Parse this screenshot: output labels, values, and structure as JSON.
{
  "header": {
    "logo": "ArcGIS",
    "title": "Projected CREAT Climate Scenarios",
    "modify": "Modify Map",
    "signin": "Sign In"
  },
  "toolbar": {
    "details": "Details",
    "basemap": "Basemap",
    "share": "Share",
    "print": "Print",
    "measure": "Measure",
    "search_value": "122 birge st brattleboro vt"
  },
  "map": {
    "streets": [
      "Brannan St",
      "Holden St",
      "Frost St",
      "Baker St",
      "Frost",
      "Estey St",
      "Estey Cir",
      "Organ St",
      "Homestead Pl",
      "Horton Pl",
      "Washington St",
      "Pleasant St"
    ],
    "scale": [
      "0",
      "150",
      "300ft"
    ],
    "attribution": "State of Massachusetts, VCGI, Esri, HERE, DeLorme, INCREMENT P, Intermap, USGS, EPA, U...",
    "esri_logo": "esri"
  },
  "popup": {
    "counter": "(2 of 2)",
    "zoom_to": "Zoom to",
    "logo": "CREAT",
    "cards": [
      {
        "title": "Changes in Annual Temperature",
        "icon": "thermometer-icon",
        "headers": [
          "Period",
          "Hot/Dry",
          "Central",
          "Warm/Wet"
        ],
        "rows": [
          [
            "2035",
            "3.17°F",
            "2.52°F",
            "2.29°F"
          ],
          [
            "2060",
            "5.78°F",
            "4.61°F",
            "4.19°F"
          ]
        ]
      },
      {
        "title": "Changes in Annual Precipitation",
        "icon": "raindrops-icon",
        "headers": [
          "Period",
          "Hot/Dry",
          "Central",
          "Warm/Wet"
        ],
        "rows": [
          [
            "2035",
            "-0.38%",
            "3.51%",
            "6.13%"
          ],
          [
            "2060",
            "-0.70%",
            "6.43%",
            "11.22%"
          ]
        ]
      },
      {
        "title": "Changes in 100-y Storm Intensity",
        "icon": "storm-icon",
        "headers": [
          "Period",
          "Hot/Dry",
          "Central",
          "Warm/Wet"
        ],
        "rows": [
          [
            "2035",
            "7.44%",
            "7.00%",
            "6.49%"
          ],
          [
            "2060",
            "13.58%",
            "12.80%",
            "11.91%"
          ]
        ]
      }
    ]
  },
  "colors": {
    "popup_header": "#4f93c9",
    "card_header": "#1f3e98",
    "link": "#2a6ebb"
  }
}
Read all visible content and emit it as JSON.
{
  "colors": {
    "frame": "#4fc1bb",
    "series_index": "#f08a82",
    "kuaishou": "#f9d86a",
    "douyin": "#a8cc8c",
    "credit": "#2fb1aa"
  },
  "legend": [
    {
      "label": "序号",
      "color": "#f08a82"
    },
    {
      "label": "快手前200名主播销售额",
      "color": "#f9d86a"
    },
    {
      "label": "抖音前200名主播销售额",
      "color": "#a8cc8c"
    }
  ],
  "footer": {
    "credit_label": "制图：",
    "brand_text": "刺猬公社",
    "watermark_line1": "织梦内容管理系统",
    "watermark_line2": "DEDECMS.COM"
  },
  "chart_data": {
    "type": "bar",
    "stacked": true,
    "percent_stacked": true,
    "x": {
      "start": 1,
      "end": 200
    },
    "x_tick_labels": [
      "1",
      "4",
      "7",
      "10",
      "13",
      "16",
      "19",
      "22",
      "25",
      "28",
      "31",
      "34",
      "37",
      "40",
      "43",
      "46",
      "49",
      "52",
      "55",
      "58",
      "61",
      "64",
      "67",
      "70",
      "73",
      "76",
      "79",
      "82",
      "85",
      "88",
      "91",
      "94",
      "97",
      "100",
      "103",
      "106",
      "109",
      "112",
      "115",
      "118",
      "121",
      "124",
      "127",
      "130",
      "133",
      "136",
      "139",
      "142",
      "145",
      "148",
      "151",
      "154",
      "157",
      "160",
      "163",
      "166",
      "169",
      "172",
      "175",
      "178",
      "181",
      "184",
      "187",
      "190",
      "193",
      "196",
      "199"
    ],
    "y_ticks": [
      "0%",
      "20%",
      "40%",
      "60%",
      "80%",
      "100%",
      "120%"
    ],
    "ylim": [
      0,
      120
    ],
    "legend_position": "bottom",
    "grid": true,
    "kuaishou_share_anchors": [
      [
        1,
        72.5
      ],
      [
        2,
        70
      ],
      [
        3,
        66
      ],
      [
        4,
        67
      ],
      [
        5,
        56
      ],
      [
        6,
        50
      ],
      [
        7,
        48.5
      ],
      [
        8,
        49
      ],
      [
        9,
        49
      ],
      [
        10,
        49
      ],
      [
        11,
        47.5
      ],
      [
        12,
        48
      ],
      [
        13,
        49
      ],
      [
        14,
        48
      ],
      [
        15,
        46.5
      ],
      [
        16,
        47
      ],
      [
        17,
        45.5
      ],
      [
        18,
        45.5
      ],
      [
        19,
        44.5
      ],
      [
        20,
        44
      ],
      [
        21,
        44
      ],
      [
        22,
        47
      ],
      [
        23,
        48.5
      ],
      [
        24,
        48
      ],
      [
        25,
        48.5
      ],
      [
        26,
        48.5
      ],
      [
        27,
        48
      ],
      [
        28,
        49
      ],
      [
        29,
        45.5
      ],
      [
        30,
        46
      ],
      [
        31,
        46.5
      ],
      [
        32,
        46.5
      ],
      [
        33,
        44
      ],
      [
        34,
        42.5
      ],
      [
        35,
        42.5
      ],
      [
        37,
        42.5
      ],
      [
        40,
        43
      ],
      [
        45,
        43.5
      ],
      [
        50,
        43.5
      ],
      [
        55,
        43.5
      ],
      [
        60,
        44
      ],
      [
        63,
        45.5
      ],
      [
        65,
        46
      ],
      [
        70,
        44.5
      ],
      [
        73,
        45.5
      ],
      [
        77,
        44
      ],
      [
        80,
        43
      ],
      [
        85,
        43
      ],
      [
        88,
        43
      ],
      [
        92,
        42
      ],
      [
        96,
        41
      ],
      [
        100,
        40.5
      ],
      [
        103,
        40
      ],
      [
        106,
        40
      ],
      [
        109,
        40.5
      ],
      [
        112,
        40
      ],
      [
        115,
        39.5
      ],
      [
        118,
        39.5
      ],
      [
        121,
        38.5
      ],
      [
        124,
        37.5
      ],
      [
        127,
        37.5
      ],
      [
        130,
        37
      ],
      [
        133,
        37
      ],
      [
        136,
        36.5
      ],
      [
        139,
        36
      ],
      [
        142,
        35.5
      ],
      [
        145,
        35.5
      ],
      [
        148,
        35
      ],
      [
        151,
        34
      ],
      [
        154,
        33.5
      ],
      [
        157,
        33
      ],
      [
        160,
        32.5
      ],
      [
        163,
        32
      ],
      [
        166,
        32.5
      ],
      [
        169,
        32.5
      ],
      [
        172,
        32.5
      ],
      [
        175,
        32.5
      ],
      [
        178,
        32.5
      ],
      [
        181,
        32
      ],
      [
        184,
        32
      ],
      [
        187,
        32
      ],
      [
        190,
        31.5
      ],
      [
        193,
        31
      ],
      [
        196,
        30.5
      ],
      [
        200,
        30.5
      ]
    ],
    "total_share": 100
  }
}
----
Return the entries above exactly as they appear.

§ **THE ANSWER**
Parse this screenshot: output labels, values, and structure as JSON.
{
  "header": {
    "logo": "ArcGIS",
    "title": "Projected CREAT Climate Scenarios",
    "modify": "Modify Map",
    "signin": "Sign In"
  },
  "toolbar": {
    "details": "Details",
    "basemap": "Basemap",
    "share": "Share",
    "print": "Print",
    "measure": "Measure",
    "search_value": "122 birge st brattleboro vt"
  },
  "map": {
    "streets": [
      "Brannan St",
      "Holden St",
      "Frost St",
      "Baker St",
      "Frost",
      "Estey St",
      "Estey Cir",
      "Organ St",
      "Homestead Pl",
      "Horton Pl",
      "Washington St",
      "Pleasant St"
    ],
    "scale": [
      "0",
      "150",
      "300ft"
    ],
    "attribution": "State of Massachusetts, VCGI, Esri, HERE, DeLorme, INCREMENT P, Intermap, USGS, EPA, U...",
    "esri_logo": "esri"
  },
  "popup": {
    "counter": "(2 of 2)",
    "zoom_to": "Zoom to",
    "logo": "CREAT",
    "cards": [
      {
        "title": "Changes in Annual Temperature",
        "icon": "thermometer-icon",
        "headers": [
          "Period",
          "Hot/Dry",
          "Central",
          "Warm/Wet"
        ],
        "rows": [
          [
            "2035",
            "3.17°F",
            "2.52°F",
            "2.29°F"
          ],
          [
            "2060",
            "5.78°F",
            "4.61°F",
            "4.19°F"
          ]
        ]
      },
      {
        "title": "Changes in Annual Precipitation",
        "icon": "raindrops-icon",
        "headers": [
          "Period",
          "Hot/Dry",
          "Central",
          "Warm/Wet"
        ],
        "rows": [
          [
            "2035",
            "-0.38%",
            "3.51%",
            "6.13%"
          ],
          [
            "2060",
            "-0.70%",
            "6.43%",
            "11.22%"
          ]
        ]
      },
      {
        "title": "Changes in 100-y Storm Intensity",
        "icon": "storm-icon",
        "headers": [
          "Period",
          "Hot/Dry",
          "Central",
          "Warm/Wet"
        ],
        "rows": [
          [
            "2035",
            "7.44%",
            "7.00%",
            "6.49%"
          ],
          [
            "2060",
            "13.58%",
            "12.80%",
            "11.91%"
          ]
        ]
      }
    ]
  },
  "colors": {
    "popup_header": "#4f93c9",
    "card_header": "#1f3e98",
    "link": "#2a6ebb"
  }
}
Read all visible content and emit it as JSON.
{
  "colors": {
    "frame": "#4fc1bb",
    "series_index": "#f08a82",
    "kuaishou": "#f9d86a",
    "douyin": "#a8cc8c",
    "credit": "#2fb1aa"
  },
  "legend": [
    {
      "label": "序号",
      "color": "#f08a82"
    },
    {
      "label": "快手前200名主播销售额",
      "color": "#f9d86a"
    },
    {
      "label": "抖音前200名主播销售额",
      "color": "#a8cc8c"
    }
  ],
  "footer": {
    "credit_label": "制图：",
    "brand_text": "刺猬公社",
    "watermark_line1": "织梦内容管理系统",
    "watermark_line2": "DEDECMS.COM"
  },
  "chart_data": {
    "type": "bar",
    "stacked": true,
    "percent_stacked": true,
    "x": {
      "start": 1,
      "end": 200
    },
    "x_tick_labels": [
      "1",
      "4",
      "7",
      "10",
      "13",
      "16",
      "19",
      "22",
      "25",
      "28",
      "31",
      "34",
      "37",
      "40",
      "43",
      "46",
      "49",
      "52",
      "55",
      "58",
      "61",
      "64",
      "67",
      "70",
      "73",
      "76",
      "79",
      "82",
      "85",
      "88",
      "91",
      "94",
      "97",
      "100",
      "103",
      "106",
      "109",
      "112",
      "115",
      "118",
      "121",
      "124",
      "127",
      "130",
      "133",
      "136",
      "139",
      "142",
      "145",
      "148",
      "151",
      "154",
      "157",
      "160",
      "163",
      "166",
      "169",
      "172",
      "175",
      "178",
      "181",
      "184",
      "187",
      "190",
      "193",
      "196",
      "199"
    ],
    "y_ticks": [
      "0%",
      "20%",
      "40%",
      "60%",
      "80%",
      "100%",
      "120%"
    ],
    "ylim": [
      0,
      120
    ],
    "legend_position": "bottom",
    "grid": true,
    "kuaishou_share_anchors": [
      [
        1,
        72.5
      ],
      [
        2,
        70
      ],
      [
        3,
        66
      ],
      [
        4,
        67
      ],
      [
        5,
        56
      ],
      [
        6,
        50
      ],
      [
        7,
        48.5
      ],
      [
        8,
        49
      ],
      [
        9,
        49
      ],
      [
        10,
        49
      ],
      [
        11,
        47.5
      ],
      [
        12,
        48
      ],
      [
        13,
        49
      ],
      [
        14,
        48
      ],
      [
        15,
        46.5
      ],
      [
        16,
        47
      ],
      [
        17,
        45.5
      ],
      [
        18,
        45.5
      ],
      [
        19,
        44.5
      ],
      [
        20,
        44
      ],
      [
        21,
        44
      ],
      [
        22,
        47
      ],
      [
        23,
        48.5
      ],
      [
        24,
        48
      ],
      [
        25,
        48.5
      ],
      [
        26,
        48.5
      ],
      [
        27,
        48
      ],
      [
        28,
        49
      ],
      [
        29,
        45.5
      ],
      [
        30,
        46
      ],
      [
        31,
        46.5
      ],
      [
        32,
        46.5
      ],
      [
        33,
        44
      ],
      [
        34,
        42.5
      ],
      [
        35,
        42.5
      ],
      [
        37,
        42.5
      ],
      [
        40,
        43
      ],
      [
        45,
        43.5
      ],
      [
        50,
        43.5
      ],
      [
        55,
        43.5
      ],
      [
        60,
        44
      ],
      [
        63,
        45.5
      ],
      [
        65,
        46
      ],
      [
        70,
        44.5
      ],
      [
        73,
        45.5
      ],
      [
        77,
        44
      ],
      [
        80,
        43
      ],
      [
        85,
        43
      ],
      [
        88,
        43
      ],
      [
        92,
        42
      ],
      [
        96,
        41
      ],
      [
        100,
        40.5
      ],
      [
        103,
        40
      ],
      [
        106,
        40
      ],
      [
        109,
        40.5
      ],
      [
        112,
        40
      ],
      [
        115,
        39.5
      ],
      [
        118,
        39.5
      ],
      [
        121,
        38.5
      ],
      [
        124,
        37.5
      ],
      [
        127,
        37.5
      ],
      [
        130,
        37
      ],
      [
        133,
        37
      ],
      [
        136,
        36.5
      ],
      [
        139,
        36
      ],
      [
        142,
        35.5
      ],
      [
        145,
        35.5
      ],
      [
        148,
        35
      ],
      [
        151,
        34
      ],
      [
        154,
        33.5
      ],
      [
        157,
        33
      ],
      [
        160,
        32.5
      ],
      [
        163,
        32
      ],
      [
        166,
        32.5
      ],
      [
        169,
        32.5
      ],
      [
        172,
        32.5
      ],
      [
        175,
        32.5
      ],
      [
        178,
        32.5
      ],
      [
        181,
        32
      ],
      [
        184,
        32
      ],
      [
        187,
        32
      ],
      [
        190,
        31.5
      ],
      [
        193,
        31
      ],
      [
        196,
        30.5
      ],
      [
        200,
        30.5
      ]
    ],
    "total_share": 100
  }
}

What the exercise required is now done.